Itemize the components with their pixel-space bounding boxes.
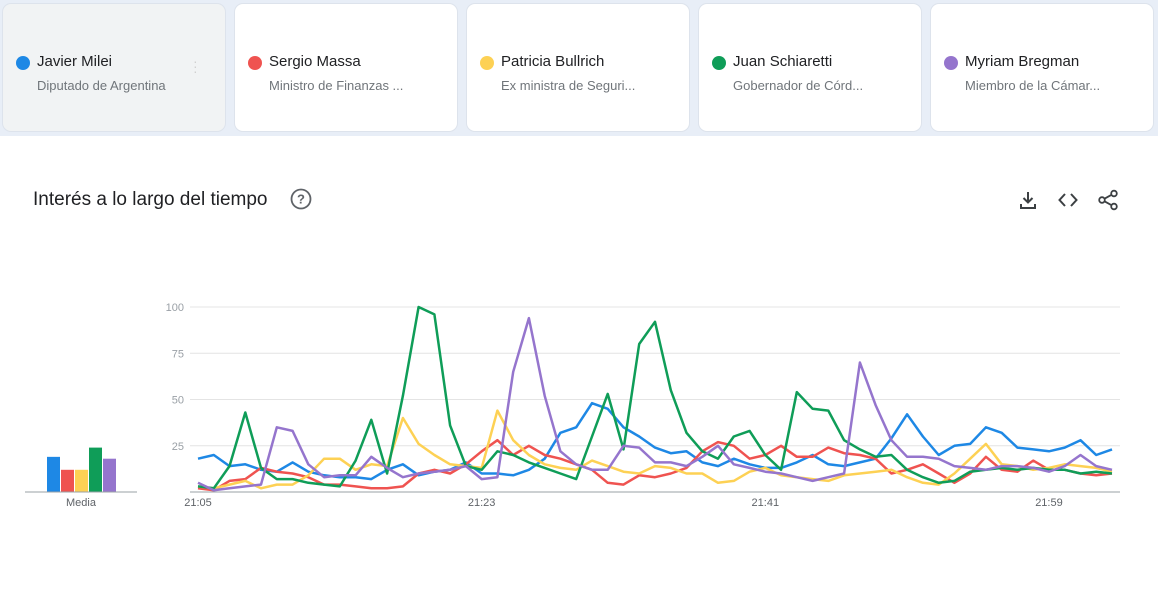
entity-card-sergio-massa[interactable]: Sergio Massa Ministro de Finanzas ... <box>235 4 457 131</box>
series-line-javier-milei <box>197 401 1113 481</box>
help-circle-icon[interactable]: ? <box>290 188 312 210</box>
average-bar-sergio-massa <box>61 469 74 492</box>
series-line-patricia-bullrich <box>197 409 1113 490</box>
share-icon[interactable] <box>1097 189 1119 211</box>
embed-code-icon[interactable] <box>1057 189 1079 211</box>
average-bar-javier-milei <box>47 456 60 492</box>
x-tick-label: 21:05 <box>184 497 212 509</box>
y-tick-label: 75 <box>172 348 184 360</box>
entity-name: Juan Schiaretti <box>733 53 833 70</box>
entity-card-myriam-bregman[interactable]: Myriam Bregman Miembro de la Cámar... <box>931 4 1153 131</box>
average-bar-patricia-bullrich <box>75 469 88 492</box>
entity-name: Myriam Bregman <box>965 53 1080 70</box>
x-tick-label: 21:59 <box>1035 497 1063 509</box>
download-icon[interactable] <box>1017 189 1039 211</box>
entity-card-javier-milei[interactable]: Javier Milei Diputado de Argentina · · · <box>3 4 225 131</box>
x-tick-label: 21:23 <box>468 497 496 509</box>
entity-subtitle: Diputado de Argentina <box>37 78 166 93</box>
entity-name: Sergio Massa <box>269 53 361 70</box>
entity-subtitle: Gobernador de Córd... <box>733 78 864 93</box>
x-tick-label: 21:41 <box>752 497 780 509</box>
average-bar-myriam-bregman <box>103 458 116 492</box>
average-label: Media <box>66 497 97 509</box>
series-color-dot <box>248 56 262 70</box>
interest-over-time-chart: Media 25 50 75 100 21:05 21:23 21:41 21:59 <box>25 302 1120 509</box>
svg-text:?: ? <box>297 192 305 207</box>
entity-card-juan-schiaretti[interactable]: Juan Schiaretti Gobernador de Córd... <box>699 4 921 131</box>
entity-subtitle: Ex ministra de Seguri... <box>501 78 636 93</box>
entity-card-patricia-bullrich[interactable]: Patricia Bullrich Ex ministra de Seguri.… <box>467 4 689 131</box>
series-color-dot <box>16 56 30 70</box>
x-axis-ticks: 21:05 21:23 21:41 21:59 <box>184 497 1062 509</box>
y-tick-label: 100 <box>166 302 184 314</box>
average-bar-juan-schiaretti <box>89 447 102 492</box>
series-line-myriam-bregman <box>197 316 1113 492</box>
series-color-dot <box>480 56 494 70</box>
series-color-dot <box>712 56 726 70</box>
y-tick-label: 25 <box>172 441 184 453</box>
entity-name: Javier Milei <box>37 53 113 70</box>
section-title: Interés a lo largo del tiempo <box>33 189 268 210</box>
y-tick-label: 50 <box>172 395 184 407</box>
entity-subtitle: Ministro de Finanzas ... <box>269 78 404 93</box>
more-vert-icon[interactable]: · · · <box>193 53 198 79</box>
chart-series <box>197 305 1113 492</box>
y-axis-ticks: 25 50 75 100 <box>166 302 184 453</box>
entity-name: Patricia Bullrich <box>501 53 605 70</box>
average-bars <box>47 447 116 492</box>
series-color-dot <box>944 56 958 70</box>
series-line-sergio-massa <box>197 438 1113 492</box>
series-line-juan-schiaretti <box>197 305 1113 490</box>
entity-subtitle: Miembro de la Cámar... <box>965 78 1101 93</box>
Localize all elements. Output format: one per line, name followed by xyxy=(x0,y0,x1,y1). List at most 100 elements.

────────

» Challenge
Rewrite the material above with every instance of "x-tick-label" changed to "time-tick-label" and everything else left unchanged. Leave the pictures out of the result.

» Result of the task
Itemize the components with their pixel-space bounding boxes.
entity-card-sergio-massa[interactable]: Sergio Massa Ministro de Finanzas ... <box>235 4 457 131</box>
series-line-javier-milei <box>197 401 1113 481</box>
help-circle-icon[interactable]: ? <box>290 188 312 210</box>
average-bar-sergio-massa <box>61 469 74 492</box>
series-line-patricia-bullrich <box>197 409 1113 490</box>
share-icon[interactable] <box>1097 189 1119 211</box>
embed-code-icon[interactable] <box>1057 189 1079 211</box>
average-bar-javier-milei <box>47 456 60 492</box>
time-tick-label: 21:05 <box>184 497 212 509</box>
y-tick-label: 75 <box>172 348 184 360</box>
entity-name: Juan Schiaretti <box>733 53 833 70</box>
entity-card-myriam-bregman[interactable]: Myriam Bregman Miembro de la Cámar... <box>931 4 1153 131</box>
average-bar-patricia-bullrich <box>75 469 88 492</box>
entity-name: Myriam Bregman <box>965 53 1080 70</box>
time-tick-label: 21:59 <box>1035 497 1063 509</box>
download-icon[interactable] <box>1017 189 1039 211</box>
entity-card-javier-milei[interactable]: Javier Milei Diputado de Argentina · · · <box>3 4 225 131</box>
time-tick-label: 21:23 <box>468 497 496 509</box>
entity-subtitle: Diputado de Argentina <box>37 78 166 93</box>
entity-name: Sergio Massa <box>269 53 361 70</box>
entity-subtitle: Gobernador de Córd... <box>733 78 864 93</box>
time-tick-label: 21:41 <box>752 497 780 509</box>
average-bar-myriam-bregman <box>103 458 116 492</box>
average-label: Media <box>66 497 97 509</box>
series-color-dot <box>248 56 262 70</box>
interest-over-time-chart: Media 25 50 75 100 21:05 21:23 21:41 21:59 <box>25 302 1120 509</box>
svg-text:?: ? <box>297 192 305 207</box>
entity-card-juan-schiaretti[interactable]: Juan Schiaretti Gobernador de Córd... <box>699 4 921 131</box>
entity-subtitle: Ex ministra de Seguri... <box>501 78 636 93</box>
entity-card-patricia-bullrich[interactable]: Patricia Bullrich Ex ministra de Seguri.… <box>467 4 689 131</box>
series-color-dot <box>16 56 30 70</box>
x-axis-ticks: 21:05 21:23 21:41 21:59 <box>184 497 1062 509</box>
y-tick-label: 100 <box>166 302 184 314</box>
average-bar-juan-schiaretti <box>89 447 102 492</box>
series-line-myriam-bregman <box>197 316 1113 492</box>
series-color-dot <box>480 56 494 70</box>
series-color-dot <box>712 56 726 70</box>
y-tick-label: 25 <box>172 441 184 453</box>
entity-name: Javier Milei <box>37 53 113 70</box>
section-title: Interés a lo largo del tiempo <box>33 189 268 210</box>
y-tick-label: 50 <box>172 395 184 407</box>
entity-subtitle: Ministro de Finanzas ... <box>269 78 404 93</box>
more-vert-icon[interactable]: · · · <box>193 53 198 79</box>
chart-series <box>197 305 1113 492</box>
y-axis-ticks: 25 50 75 100 <box>166 302 184 453</box>
entity-name: Patricia Bullrich <box>501 53 605 70</box>
average-bars <box>47 447 116 492</box>
series-color-dot <box>944 56 958 70</box>
series-line-sergio-massa <box>197 438 1113 492</box>
series-line-juan-schiaretti <box>197 305 1113 490</box>
entity-subtitle: Miembro de la Cámar... <box>965 78 1101 93</box>
Localize all elements. Output format: one per line, name followed by xyxy=(x0,y0,x1,y1). List at most 100 elements.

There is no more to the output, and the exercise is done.